Records about charts and figures
▼▼▼
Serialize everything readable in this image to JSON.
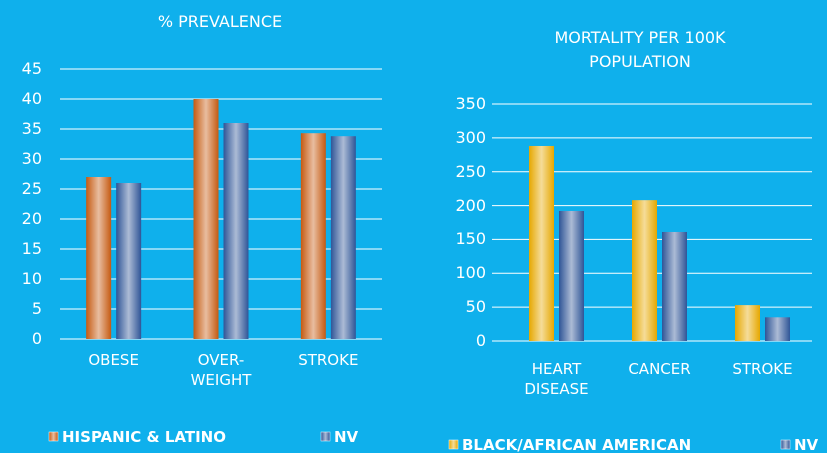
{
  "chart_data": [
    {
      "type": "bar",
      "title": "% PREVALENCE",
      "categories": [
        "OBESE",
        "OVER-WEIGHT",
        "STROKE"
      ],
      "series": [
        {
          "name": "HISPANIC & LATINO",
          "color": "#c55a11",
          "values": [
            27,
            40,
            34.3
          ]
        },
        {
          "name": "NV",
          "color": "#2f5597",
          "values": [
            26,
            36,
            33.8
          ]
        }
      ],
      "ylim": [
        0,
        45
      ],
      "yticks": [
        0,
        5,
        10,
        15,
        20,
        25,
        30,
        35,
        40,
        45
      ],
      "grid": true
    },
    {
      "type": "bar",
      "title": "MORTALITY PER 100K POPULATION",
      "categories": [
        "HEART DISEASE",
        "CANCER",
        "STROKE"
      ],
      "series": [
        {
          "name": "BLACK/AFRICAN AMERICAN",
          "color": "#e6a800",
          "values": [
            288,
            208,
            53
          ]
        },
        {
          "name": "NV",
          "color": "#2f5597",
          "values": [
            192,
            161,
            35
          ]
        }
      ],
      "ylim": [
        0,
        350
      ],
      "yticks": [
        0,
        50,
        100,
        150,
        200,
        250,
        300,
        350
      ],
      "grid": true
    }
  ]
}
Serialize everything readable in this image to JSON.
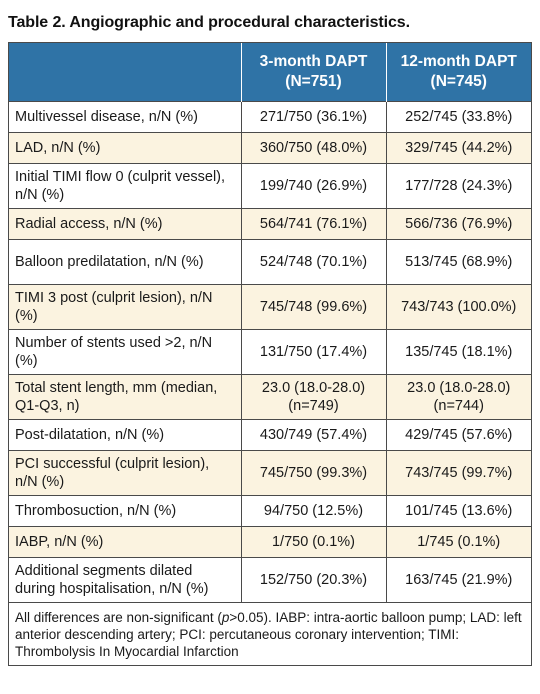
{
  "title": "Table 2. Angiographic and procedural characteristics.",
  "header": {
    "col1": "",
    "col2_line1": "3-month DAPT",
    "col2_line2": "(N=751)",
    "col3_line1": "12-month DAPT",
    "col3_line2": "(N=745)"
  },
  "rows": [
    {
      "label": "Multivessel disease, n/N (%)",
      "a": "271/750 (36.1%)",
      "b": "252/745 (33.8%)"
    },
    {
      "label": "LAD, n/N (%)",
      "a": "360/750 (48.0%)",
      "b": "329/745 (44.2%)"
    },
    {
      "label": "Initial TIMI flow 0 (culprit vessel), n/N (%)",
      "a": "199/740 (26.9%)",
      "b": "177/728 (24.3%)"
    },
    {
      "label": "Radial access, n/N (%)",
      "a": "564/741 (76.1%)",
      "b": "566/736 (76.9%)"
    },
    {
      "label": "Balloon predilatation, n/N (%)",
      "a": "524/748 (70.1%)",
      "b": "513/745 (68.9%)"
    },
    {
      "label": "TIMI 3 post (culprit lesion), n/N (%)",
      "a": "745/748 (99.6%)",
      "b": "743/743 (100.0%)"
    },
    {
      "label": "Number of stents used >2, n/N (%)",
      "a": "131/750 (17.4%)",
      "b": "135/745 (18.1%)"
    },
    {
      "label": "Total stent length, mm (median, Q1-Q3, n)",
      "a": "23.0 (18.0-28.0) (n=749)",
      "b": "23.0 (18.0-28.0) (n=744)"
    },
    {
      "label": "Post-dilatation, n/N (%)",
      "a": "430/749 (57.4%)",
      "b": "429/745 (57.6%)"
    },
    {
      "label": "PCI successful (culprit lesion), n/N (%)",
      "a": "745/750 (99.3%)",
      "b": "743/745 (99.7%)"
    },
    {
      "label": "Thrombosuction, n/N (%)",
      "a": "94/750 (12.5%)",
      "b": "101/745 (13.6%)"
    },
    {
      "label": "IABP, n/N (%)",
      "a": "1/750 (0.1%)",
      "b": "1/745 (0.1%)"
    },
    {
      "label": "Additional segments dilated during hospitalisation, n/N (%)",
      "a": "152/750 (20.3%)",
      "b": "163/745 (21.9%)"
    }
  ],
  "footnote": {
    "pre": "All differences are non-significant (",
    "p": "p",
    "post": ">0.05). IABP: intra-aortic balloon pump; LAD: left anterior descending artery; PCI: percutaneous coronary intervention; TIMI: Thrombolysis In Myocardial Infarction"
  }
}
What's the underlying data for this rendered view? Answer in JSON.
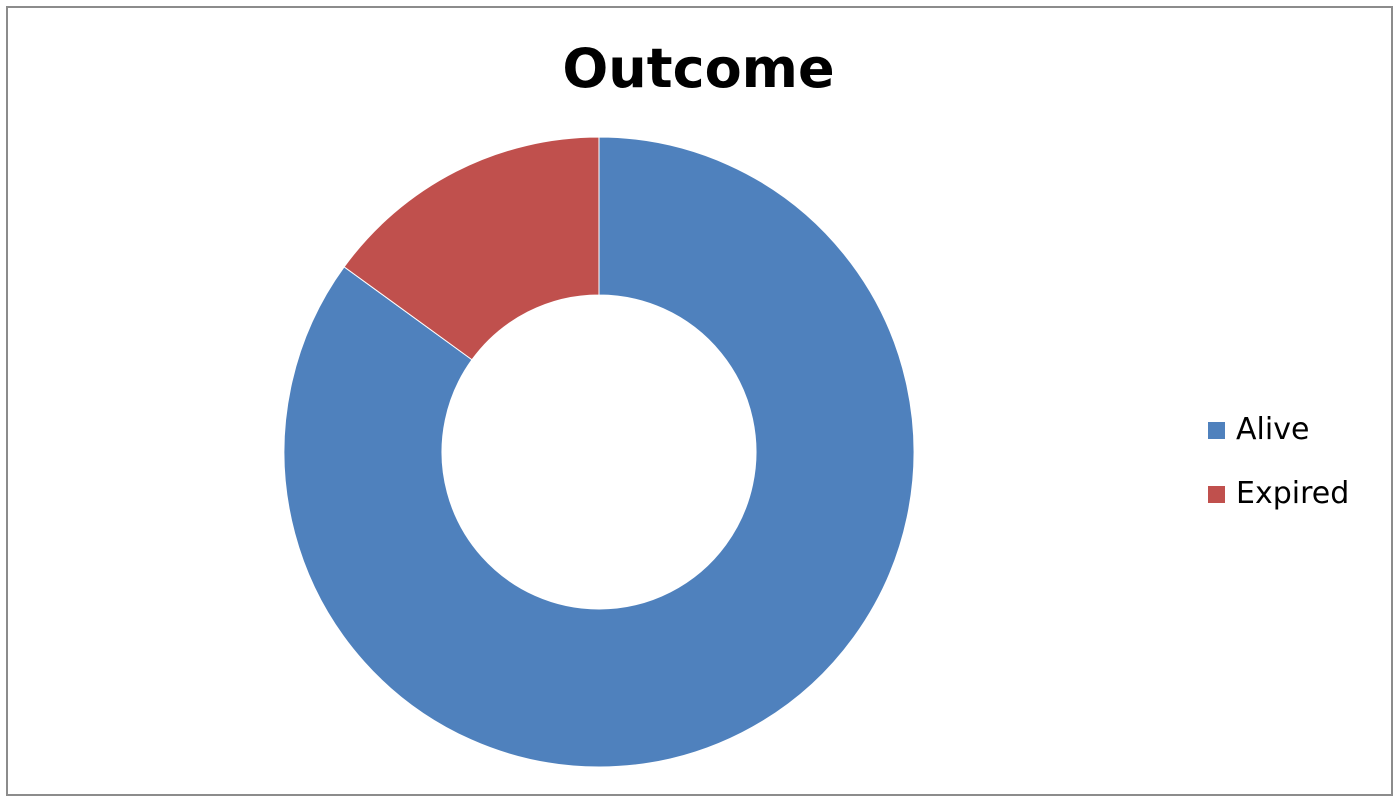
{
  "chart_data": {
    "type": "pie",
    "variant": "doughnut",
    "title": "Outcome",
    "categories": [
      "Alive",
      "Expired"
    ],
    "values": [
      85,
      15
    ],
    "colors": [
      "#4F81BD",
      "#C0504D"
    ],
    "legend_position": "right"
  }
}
▲▲▲
(Goal of the exercise):
All of the records above must be copied exactly, except for the pictures.

(The completed task):
Serialize everything readable in this image to JSON.
{
  "chart_data": [
    {
      "type": "bar",
      "title": "% PREVALENCE",
      "categories": [
        "OBESE",
        "OVER-WEIGHT",
        "STROKE"
      ],
      "series": [
        {
          "name": "HISPANIC & LATINO",
          "color": "#c55a11",
          "values": [
            27,
            40,
            34.3
          ]
        },
        {
          "name": "NV",
          "color": "#2f5597",
          "values": [
            26,
            36,
            33.8
          ]
        }
      ],
      "ylim": [
        0,
        45
      ],
      "yticks": [
        0,
        5,
        10,
        15,
        20,
        25,
        30,
        35,
        40,
        45
      ],
      "grid": true
    },
    {
      "type": "bar",
      "title": "MORTALITY PER 100K POPULATION",
      "categories": [
        "HEART DISEASE",
        "CANCER",
        "STROKE"
      ],
      "series": [
        {
          "name": "BLACK/AFRICAN AMERICAN",
          "color": "#e6a800",
          "values": [
            288,
            208,
            53
          ]
        },
        {
          "name": "NV",
          "color": "#2f5597",
          "values": [
            192,
            161,
            35
          ]
        }
      ],
      "ylim": [
        0,
        350
      ],
      "yticks": [
        0,
        50,
        100,
        150,
        200,
        250,
        300,
        350
      ],
      "grid": true
    }
  ]
}
Serialize everything readable in this image to JSON.
{
  "title": "Table 2. Angiographic and procedural characteristics.",
  "header": {
    "col1": "",
    "col2_line1": "3-month DAPT",
    "col2_line2": "(N=751)",
    "col3_line1": "12-month DAPT",
    "col3_line2": "(N=745)"
  },
  "rows": [
    {
      "label": "Multivessel disease, n/N (%)",
      "a": "271/750 (36.1%)",
      "b": "252/745 (33.8%)"
    },
    {
      "label": "LAD, n/N (%)",
      "a": "360/750 (48.0%)",
      "b": "329/745 (44.2%)"
    },
    {
      "label": "Initial TIMI flow 0 (culprit vessel), n/N (%)",
      "a": "199/740 (26.9%)",
      "b": "177/728 (24.3%)"
    },
    {
      "label": "Radial access, n/N (%)",
      "a": "564/741 (76.1%)",
      "b": "566/736 (76.9%)"
    },
    {
      "label": "Balloon predilatation, n/N (%)",
      "a": "524/748 (70.1%)",
      "b": "513/745 (68.9%)"
    },
    {
      "label": "TIMI 3 post (culprit lesion), n/N (%)",
      "a": "745/748 (99.6%)",
      "b": "743/743 (100.0%)"
    },
    {
      "label": "Number of stents used >2, n/N (%)",
      "a": "131/750 (17.4%)",
      "b": "135/745 (18.1%)"
    },
    {
      "label": "Total stent length, mm (median, Q1-Q3, n)",
      "a": "23.0 (18.0-28.0) (n=749)",
      "b": "23.0 (18.0-28.0) (n=744)"
    },
    {
      "label": "Post-dilatation, n/N (%)",
      "a": "430/749 (57.4%)",
      "b": "429/745 (57.6%)"
    },
    {
      "label": "PCI successful (culprit lesion), n/N (%)",
      "a": "745/750 (99.3%)",
      "b": "743/745 (99.7%)"
    },
    {
      "label": "Thrombosuction, n/N (%)",
      "a": "94/750 (12.5%)",
      "b": "101/745 (13.6%)"
    },
    {
      "label": "IABP, n/N (%)",
      "a": "1/750 (0.1%)",
      "b": "1/745 (0.1%)"
    },
    {
      "label": "Additional segments dilated during hospitalisation, n/N (%)",
      "a": "152/750 (20.3%)",
      "b": "163/745 (21.9%)"
    }
  ],
  "footnote": {
    "pre": "All differences are non-significant (",
    "p": "p",
    "post": ">0.05). IABP: intra-aortic balloon pump; LAD: left anterior descending artery; PCI: percutaneous coronary intervention; TIMI: Thrombolysis In Myocardial Infarction"
  }
}
What's the underlying data for this rendered view? Answer in JSON.
{
  "chart_data": {
    "type": "pie",
    "variant": "doughnut",
    "title": "Outcome",
    "categories": [
      "Alive",
      "Expired"
    ],
    "values": [
      85,
      15
    ],
    "colors": [
      "#4F81BD",
      "#C0504D"
    ],
    "legend_position": "right"
  }
}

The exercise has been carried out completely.